» Task description: Search the data below for the string "未成年人保护法". Extract every line that contains it.

» Data extract:
++++++++
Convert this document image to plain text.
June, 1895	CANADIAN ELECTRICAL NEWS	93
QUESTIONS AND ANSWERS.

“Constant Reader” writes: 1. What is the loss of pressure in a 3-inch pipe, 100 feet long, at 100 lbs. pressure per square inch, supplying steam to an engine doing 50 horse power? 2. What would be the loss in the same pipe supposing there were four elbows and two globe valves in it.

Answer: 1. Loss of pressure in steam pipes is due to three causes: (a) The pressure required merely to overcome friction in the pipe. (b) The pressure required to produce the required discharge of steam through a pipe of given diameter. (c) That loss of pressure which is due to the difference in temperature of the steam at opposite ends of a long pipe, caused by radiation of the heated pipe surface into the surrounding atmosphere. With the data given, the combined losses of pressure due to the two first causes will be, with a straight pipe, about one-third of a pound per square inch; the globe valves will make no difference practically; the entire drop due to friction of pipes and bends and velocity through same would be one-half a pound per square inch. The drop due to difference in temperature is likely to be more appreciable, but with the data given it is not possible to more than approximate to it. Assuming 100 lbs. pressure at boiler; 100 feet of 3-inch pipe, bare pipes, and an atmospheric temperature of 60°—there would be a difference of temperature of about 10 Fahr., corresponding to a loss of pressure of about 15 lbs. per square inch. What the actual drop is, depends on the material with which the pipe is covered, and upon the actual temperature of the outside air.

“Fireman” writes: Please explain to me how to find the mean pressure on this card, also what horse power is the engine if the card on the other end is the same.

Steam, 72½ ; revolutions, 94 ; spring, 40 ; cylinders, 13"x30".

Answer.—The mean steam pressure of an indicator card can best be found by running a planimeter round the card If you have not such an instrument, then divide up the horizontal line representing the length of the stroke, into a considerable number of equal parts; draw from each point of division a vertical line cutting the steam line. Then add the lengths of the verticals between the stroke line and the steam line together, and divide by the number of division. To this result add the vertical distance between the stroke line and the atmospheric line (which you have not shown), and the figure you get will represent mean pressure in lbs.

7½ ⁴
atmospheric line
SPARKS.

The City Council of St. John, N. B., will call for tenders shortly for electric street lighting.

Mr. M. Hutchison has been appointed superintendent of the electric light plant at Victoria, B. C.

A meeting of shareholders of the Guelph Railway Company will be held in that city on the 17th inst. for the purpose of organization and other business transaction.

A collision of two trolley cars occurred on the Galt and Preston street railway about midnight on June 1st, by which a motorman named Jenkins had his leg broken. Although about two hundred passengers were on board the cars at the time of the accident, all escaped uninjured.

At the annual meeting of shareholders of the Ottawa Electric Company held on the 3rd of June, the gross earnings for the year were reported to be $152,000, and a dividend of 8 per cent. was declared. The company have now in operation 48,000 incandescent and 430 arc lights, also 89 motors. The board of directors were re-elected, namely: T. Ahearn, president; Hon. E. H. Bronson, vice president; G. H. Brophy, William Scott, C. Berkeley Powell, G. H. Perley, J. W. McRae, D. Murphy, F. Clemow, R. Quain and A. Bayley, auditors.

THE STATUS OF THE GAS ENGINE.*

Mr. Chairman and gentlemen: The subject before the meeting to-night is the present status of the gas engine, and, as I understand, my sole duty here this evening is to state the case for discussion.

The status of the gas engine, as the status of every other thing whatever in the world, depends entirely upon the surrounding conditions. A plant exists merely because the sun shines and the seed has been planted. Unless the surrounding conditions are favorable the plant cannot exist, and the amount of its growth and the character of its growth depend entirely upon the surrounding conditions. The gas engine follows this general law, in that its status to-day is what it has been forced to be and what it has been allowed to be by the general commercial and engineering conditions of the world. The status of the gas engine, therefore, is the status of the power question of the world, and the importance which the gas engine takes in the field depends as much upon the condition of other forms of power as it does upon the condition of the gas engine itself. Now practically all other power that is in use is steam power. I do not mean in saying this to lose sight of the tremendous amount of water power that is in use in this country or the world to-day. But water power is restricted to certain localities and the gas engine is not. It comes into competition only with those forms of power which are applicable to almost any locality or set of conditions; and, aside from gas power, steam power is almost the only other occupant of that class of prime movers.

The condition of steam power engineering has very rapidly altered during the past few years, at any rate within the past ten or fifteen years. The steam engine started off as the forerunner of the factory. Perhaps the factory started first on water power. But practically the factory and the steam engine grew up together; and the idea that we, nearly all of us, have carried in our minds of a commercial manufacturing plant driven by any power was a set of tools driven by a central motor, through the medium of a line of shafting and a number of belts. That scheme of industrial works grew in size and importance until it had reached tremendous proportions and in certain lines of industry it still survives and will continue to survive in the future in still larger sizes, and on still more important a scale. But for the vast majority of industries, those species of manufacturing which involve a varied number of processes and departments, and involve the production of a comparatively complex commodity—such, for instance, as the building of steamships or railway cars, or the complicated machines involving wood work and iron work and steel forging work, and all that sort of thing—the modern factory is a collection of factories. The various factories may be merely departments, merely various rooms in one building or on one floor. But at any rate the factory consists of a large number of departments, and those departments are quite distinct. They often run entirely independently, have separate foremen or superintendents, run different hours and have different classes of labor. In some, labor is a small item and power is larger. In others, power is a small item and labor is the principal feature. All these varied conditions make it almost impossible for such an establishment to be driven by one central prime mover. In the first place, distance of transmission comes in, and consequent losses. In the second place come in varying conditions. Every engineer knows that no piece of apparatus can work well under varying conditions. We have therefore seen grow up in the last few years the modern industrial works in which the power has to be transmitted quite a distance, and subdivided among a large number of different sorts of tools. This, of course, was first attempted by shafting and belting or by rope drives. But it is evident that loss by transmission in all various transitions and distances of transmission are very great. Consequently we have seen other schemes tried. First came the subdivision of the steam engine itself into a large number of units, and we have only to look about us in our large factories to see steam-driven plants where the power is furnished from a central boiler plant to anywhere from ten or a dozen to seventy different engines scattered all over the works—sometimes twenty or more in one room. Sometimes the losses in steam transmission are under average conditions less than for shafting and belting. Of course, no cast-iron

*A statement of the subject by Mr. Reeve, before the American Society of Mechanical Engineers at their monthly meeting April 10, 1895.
++++++++
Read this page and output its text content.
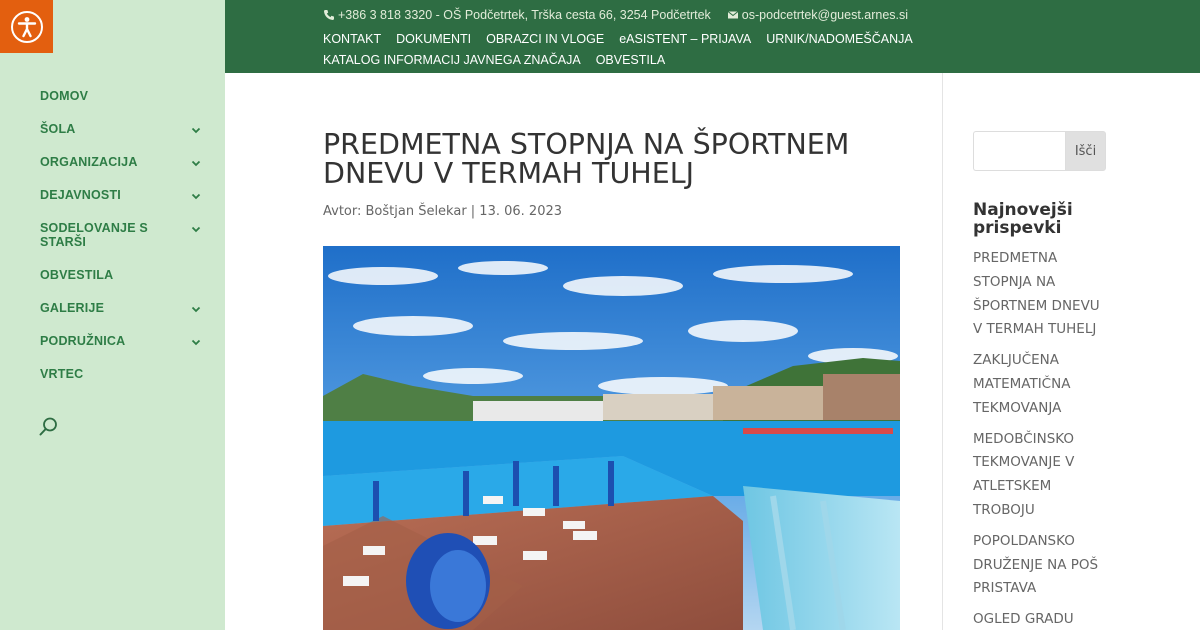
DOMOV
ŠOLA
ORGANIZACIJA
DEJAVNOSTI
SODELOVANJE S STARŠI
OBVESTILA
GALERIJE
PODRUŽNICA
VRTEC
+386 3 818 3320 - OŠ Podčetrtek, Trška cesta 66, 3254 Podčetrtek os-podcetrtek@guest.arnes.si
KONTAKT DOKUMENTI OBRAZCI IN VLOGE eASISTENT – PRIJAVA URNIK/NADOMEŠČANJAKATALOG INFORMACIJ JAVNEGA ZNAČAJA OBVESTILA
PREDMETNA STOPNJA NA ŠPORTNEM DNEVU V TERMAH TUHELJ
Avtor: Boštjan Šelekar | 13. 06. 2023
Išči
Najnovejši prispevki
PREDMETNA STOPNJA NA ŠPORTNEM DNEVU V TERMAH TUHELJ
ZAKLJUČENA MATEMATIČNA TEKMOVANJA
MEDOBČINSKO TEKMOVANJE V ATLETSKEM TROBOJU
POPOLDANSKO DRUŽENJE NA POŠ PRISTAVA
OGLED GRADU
++++++++
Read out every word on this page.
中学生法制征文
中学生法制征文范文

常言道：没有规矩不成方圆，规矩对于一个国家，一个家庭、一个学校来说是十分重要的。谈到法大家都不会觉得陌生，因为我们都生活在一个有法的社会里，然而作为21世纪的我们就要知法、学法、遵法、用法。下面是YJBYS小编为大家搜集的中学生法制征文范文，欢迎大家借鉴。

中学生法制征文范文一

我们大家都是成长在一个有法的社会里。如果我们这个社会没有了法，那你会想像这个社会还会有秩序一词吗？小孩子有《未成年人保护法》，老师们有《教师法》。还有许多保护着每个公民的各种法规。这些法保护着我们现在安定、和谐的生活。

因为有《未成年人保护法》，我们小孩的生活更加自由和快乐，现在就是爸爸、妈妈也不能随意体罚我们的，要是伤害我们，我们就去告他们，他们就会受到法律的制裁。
++++++++
» Exercise response:
我们大家都是成长在一个有法的社会里。如果我们这个社会没有了法，那你会想像这个社会还会有秩序一词吗？小孩子有《未成年人保护法》，老师们有《教师法》。还有许多保护着每个公民的各种法规。这些法保护着我们现在安定、和谐的生活。
因为有《未成年人保护法》，我们小孩的生活更加自由和快乐，现在就是爸爸、妈妈也不能随意体罚我们的，要是伤害我们，我们就去告他们，他们就会受到法律的制裁。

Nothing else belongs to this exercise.